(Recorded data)

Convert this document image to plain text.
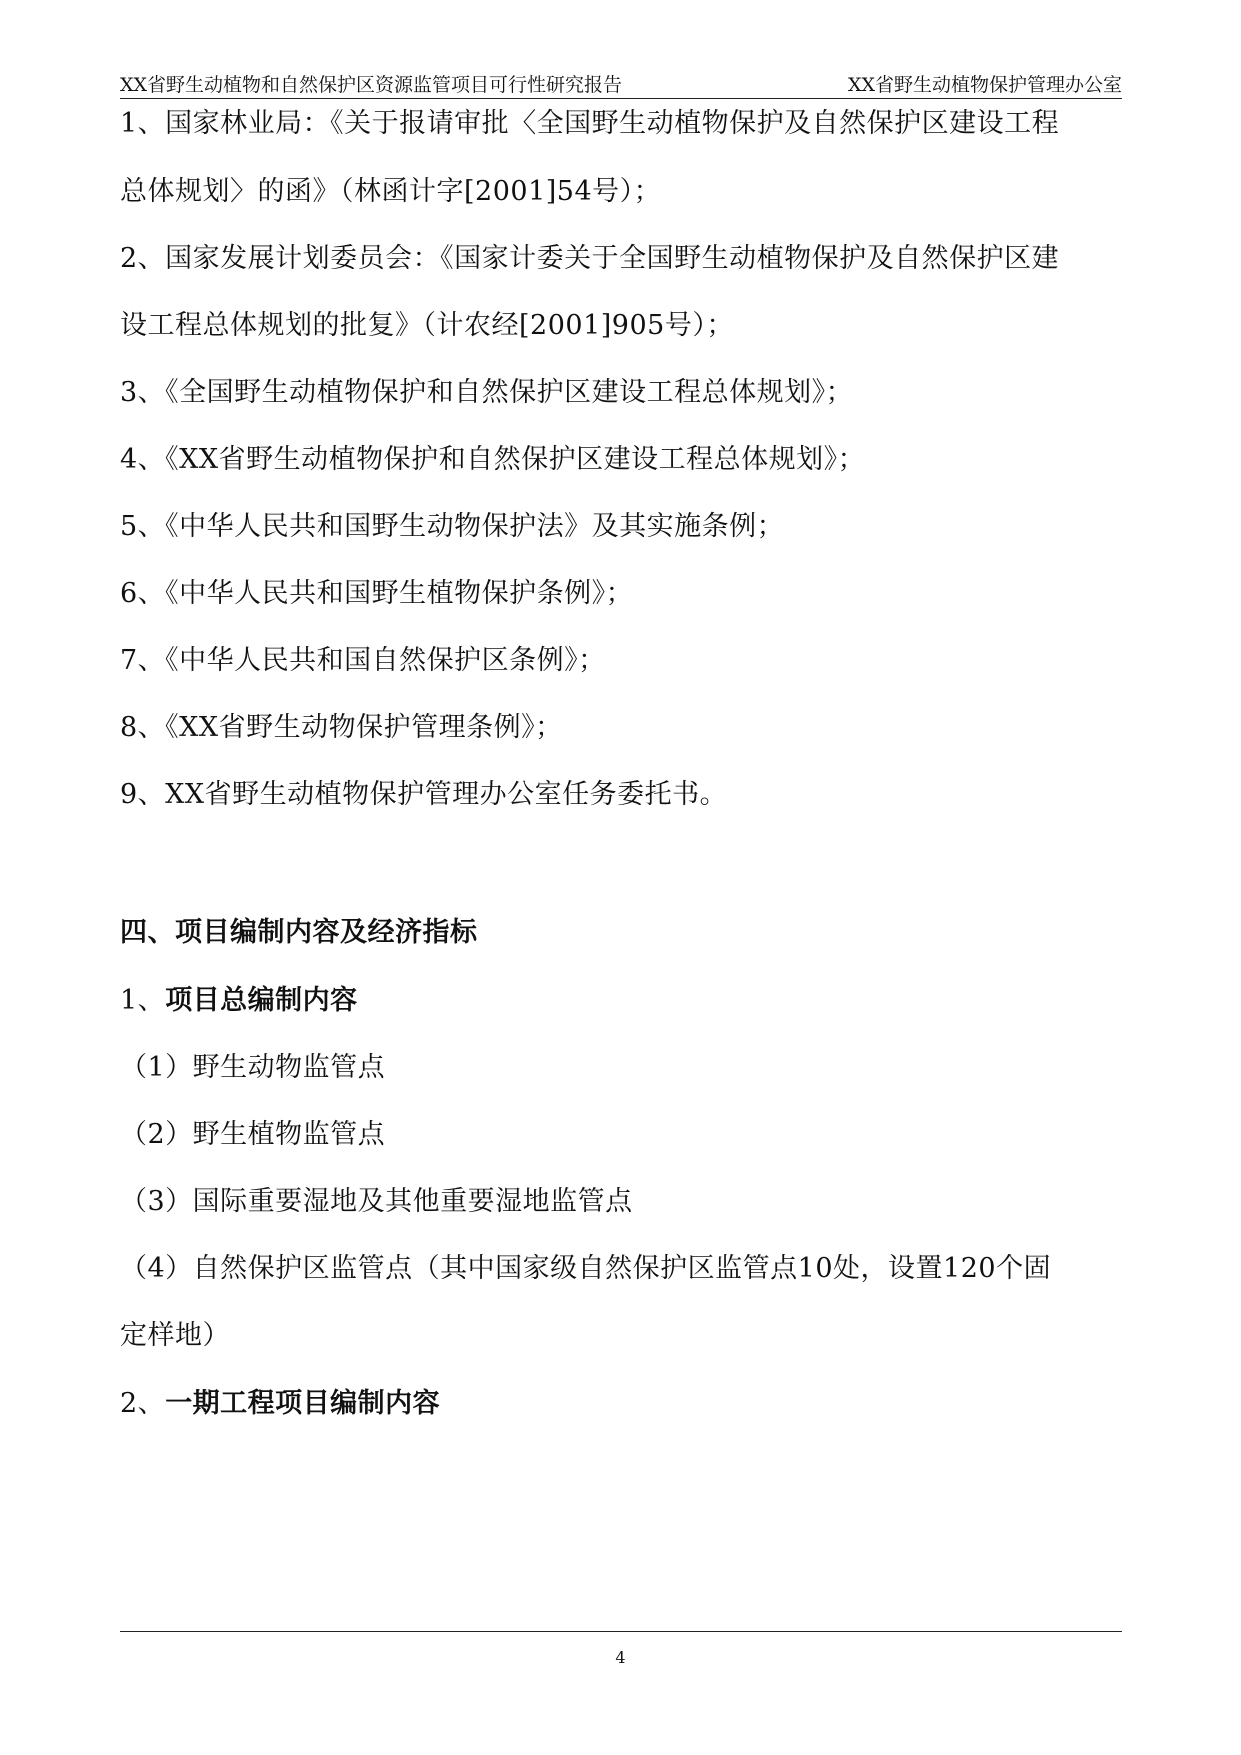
XX省野生动植物和自然保护区资源监管项目可行性研究报告	XX省野生动植物保护管理办公室
1、国家林业局：《关于报请审批〈全国野生动植物保护及自然保护区建设工程
总体规划〉的函》（林函计字[2001]54号）；
2、国家发展计划委员会：《国家计委关于全国野生动植物保护及自然保护区建
设工程总体规划的批复》（计农经[2001]905号）；
3、《全国野生动植物保护和自然保护区建设工程总体规划》；
4、《XX省野生动植物保护和自然保护区建设工程总体规划》；
5、《中华人民共和国野生动物保护法》及其实施条例；
6、《中华人民共和国野生植物保护条例》；
7、《中华人民共和国自然保护区条例》；
8、《XX省野生动物保护管理条例》；
9、XX省野生动植物保护管理办公室任务委托书。
四、项目编制内容及经济指标
1、项目总编制内容
（1）野生动物监管点
（2）野生植物监管点
（3）国际重要湿地及其他重要湿地监管点
（4）自然保护区监管点（其中国家级自然保护区监管点10处，设置120个固
定样地）
2、一期工程项目编制内容
4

— Exercise —
Generate a word-for-word copy of the preceding records, excluding all pictures.

— Solution for this exercise —
Convert this document image to plain text.
XX省野生动植物和自然保护区资源监管项目可行性研究报告	XX省野生动植物保护管理办公室
1、国家林业局：《关于报请审批〈全国野生动植物保护及自然保护区建设工程
总体规划〉的函》（林函计字[2001]54号）；
2、国家发展计划委员会：《国家计委关于全国野生动植物保护及自然保护区建
设工程总体规划的批复》（计农经[2001]905号）；
3、《全国野生动植物保护和自然保护区建设工程总体规划》；
4、《XX省野生动植物保护和自然保护区建设工程总体规划》；
5、《中华人民共和国野生动物保护法》及其实施条例；
6、《中华人民共和国野生植物保护条例》；
7、《中华人民共和国自然保护区条例》；
8、《XX省野生动物保护管理条例》；
9、XX省野生动植物保护管理办公室任务委托书。
四、项目编制内容及经济指标
1、项目总编制内容
（1）野生动物监管点
（2）野生植物监管点
（3）国际重要湿地及其他重要湿地监管点
（4）自然保护区监管点（其中国家级自然保护区监管点10处，设置120个固
定样地）
2、一期工程项目编制内容
4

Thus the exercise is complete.